* begin TASK INPUTS *
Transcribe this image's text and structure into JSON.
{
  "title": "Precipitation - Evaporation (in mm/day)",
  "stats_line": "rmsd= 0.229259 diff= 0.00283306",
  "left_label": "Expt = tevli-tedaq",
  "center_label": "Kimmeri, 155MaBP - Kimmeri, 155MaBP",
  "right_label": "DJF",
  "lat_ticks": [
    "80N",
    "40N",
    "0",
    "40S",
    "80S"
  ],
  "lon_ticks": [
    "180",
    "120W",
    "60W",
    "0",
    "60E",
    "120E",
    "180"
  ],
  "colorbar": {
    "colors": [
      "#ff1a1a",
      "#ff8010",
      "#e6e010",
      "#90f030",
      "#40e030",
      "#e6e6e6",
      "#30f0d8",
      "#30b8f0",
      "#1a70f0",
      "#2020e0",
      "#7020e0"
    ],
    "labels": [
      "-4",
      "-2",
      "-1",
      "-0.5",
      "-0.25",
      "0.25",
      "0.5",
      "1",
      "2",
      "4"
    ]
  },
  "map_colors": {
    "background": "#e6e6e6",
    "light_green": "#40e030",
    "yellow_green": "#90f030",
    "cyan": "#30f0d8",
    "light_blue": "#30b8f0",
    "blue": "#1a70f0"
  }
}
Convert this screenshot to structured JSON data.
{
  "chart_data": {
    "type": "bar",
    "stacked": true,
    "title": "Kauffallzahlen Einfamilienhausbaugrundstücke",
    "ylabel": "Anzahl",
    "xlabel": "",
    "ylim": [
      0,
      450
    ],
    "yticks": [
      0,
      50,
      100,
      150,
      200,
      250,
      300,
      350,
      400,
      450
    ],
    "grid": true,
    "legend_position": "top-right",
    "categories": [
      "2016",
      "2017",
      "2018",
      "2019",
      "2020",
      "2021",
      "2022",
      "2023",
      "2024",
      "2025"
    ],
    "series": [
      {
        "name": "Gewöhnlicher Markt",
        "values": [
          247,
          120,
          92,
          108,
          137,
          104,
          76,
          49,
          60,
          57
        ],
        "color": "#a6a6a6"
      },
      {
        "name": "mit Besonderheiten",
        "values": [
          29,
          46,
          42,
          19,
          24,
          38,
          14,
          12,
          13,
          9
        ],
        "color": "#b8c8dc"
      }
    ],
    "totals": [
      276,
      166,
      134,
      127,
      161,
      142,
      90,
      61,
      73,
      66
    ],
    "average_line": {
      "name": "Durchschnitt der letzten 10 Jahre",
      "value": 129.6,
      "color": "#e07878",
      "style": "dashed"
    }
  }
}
* end TASK INPUTS *
_STATED PROBLEM_: Collect the lines of the records that include the string "name".

_EXERCISE OUTPUT_:
        "name": "Gewöhnlicher Markt",
        "name": "mit Besonderheiten",
      "name": "Durchschnitt der letzten 10 Jahre",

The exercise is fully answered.